_Short problem_: Copy out all the lines in the records that include the word "直线导轨".

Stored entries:
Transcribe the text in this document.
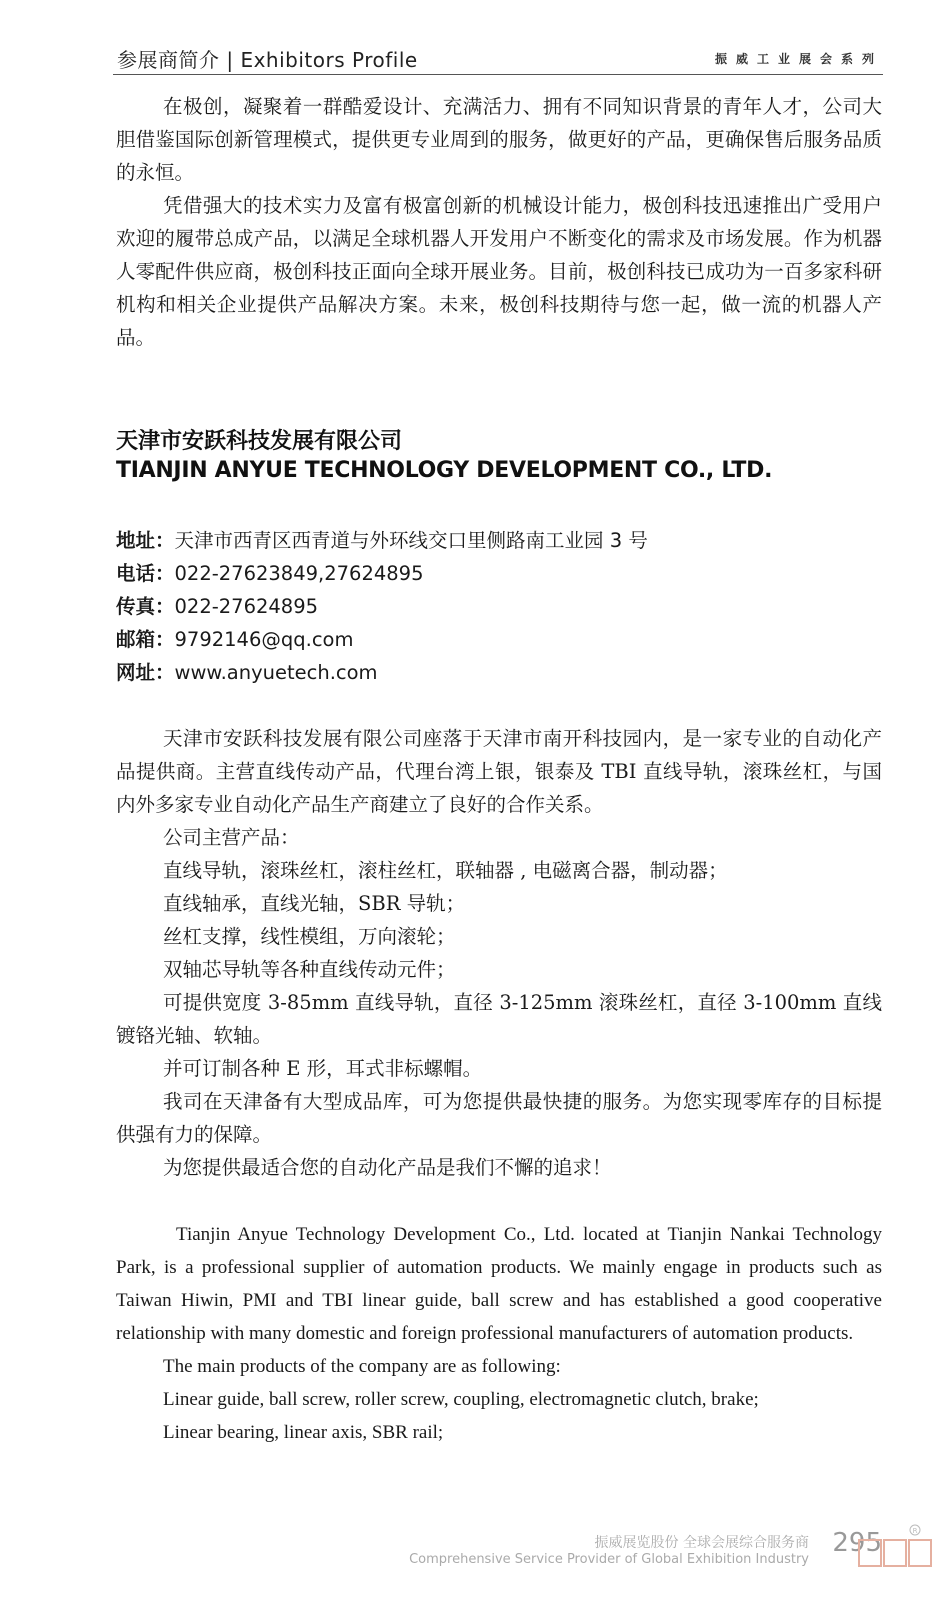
参展商简介 | Exhibitors Profile	振威工业展会系列

在极创，凝聚着一群酷爱设计、充满活力、拥有不同知识背景的青年人才，公司大胆借鉴国际创新管理模式，提供更专业周到的服务，做更好的产品，更确保售后服务品质的永恒。

凭借强大的技术实力及富有极富创新的机械设计能力，极创科技迅速推出广受用户欢迎的履带总成产品，以满足全球机器人开发用户不断变化的需求及市场发展。作为机器人零配件供应商，极创科技正面向全球开展业务。目前，极创科技已成功为一百多家科研机构和相关企业提供产品解决方案。未来，极创科技期待与您一起，做一流的机器人产品。

天津市安跃科技发展有限公司
TIANJIN ANYUE TECHNOLOGY DEVELOPMENT CO., LTD.
地址：天津市西青区西青道与外环线交口里侧路南工业园 3 号
电话：022-27623849,27624895
传真：022-27624895
邮箱：9792146@qq.com
网址：www.anyuetech.com

天津市安跃科技发展有限公司座落于天津市南开科技园内，是一家专业的自动化产品提供商。主营直线传动产品，代理台湾上银，银泰及 TBI 直线导轨，滚珠丝杠，与国内外多家专业自动化产品生产商建立了良好的合作关系。

公司主营产品：
直线导轨，滚珠丝杠，滚柱丝杠，联轴器 , 电磁离合器，制动器；
直线轴承，直线光轴，SBR 导轨；
丝杠支撑，线性模组，万向滚轮；
双轴芯导轨等各种直线传动元件；

可提供宽度 3-85mm 直线导轨，直径 3-125mm 滚珠丝杠，直径 3-100mm 直线镀铬光轴、软轴。

并可订制各种 E 形，耳式非标螺帽。

我司在天津备有大型成品库，可为您提供最快捷的服务。为您实现零库存的目标提供强有力的保障。

为您提供最适合您的自动化产品是我们不懈的追求！

Tianjin Anyue Technology Development Co., Ltd. located at Tianjin Nankai Technology Park, is a professional supplier of automation products. We mainly engage in products such as Taiwan Hiwin, PMI and TBI linear guide, ball screw and has established a good cooperative relationship with many domestic and foreign professional manufacturers of automation products.

The main products of the company are as following:

Linear guide, ball screw, roller screw, coupling, electromagnetic clutch, brake;

Linear bearing, linear axis, SBR rail;

振威展览股份 全球会展综合服务商
Comprehensive Service Provider of Global Exhibition Industry
295	R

_Response to this exercise_:
天津市安跃科技发展有限公司座落于天津市南开科技园内，是一家专业的自动化产品提供商。主营直线传动产品，代理台湾上银，银泰及 TBI 直线导轨，滚珠丝杠，与国内外多家专业自动化产品生产商建立了良好的合作关系。
直线导轨，滚珠丝杠，滚柱丝杠，联轴器 , 电磁离合器，制动器；
可提供宽度 3-85mm 直线导轨，直径 3-125mm 滚珠丝杠，直径 3-100mm 直线镀铬光轴、软轴。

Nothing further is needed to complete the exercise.